[begin Provided records]

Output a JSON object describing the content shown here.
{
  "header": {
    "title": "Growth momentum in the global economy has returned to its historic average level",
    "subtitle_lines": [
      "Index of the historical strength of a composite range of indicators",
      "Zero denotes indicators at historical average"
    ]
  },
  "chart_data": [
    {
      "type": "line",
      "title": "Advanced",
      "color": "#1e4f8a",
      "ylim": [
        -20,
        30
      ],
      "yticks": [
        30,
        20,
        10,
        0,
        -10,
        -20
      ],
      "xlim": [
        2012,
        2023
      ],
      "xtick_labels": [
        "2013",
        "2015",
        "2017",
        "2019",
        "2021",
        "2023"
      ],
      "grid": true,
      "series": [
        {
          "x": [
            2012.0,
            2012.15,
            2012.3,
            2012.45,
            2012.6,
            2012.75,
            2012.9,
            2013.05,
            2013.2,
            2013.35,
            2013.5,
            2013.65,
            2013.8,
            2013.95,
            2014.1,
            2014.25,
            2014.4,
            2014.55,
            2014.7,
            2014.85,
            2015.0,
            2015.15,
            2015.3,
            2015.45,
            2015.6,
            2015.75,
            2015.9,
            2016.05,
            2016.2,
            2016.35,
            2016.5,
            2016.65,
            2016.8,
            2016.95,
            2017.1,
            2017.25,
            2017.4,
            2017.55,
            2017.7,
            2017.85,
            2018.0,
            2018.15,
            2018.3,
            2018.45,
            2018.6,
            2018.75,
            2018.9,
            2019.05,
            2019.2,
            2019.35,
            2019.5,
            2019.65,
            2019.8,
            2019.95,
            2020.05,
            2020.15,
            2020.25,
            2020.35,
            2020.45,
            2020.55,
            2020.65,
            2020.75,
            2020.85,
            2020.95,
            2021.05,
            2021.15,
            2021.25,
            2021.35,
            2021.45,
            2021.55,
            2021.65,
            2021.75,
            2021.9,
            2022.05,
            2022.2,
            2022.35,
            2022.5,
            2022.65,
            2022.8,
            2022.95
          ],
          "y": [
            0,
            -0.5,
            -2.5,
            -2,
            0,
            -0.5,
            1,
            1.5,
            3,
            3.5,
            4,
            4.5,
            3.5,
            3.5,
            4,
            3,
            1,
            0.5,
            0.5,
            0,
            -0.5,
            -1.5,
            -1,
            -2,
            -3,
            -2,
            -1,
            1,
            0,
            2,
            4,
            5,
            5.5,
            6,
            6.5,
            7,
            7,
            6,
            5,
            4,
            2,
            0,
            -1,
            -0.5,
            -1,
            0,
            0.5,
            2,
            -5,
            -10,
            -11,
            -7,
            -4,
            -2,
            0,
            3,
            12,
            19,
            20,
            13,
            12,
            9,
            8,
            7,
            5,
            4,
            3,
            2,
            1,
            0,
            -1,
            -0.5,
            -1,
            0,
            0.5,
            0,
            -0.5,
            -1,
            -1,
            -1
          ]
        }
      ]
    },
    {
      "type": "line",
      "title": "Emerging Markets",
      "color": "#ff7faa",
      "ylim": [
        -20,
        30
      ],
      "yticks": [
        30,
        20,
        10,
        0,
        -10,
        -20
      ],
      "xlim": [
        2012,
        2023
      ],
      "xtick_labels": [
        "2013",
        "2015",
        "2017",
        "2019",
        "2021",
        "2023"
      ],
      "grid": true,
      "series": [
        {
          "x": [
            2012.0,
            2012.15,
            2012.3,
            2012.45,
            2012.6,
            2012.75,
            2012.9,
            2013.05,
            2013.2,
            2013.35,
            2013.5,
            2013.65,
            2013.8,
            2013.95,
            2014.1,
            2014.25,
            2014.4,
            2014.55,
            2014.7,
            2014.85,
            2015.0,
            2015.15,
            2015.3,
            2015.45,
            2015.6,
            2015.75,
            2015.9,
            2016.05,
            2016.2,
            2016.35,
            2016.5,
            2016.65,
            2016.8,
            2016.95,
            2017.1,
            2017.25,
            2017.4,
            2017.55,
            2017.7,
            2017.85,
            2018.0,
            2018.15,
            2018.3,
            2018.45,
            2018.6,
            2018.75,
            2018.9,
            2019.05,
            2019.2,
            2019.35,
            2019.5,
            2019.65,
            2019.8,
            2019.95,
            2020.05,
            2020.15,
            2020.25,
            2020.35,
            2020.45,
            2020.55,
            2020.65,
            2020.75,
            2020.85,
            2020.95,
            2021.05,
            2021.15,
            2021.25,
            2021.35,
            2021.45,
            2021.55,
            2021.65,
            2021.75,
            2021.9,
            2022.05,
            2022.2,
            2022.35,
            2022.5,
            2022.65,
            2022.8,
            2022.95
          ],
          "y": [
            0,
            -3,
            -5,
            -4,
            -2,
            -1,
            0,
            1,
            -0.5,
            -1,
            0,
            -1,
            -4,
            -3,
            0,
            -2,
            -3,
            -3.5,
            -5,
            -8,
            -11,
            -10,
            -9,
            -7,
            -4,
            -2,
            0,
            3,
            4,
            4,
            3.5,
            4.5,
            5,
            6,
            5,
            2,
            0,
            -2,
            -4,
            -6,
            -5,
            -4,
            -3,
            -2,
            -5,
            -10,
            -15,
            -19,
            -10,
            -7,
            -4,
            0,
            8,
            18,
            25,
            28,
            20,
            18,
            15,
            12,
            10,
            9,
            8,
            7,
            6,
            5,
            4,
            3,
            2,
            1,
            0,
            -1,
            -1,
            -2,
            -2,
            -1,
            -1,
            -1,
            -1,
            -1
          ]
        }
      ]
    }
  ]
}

[end Provided records]

Exercise description: Of the lines in the material above, state how many contain the string "historical"; give no other text.

Answer to this exercise: 2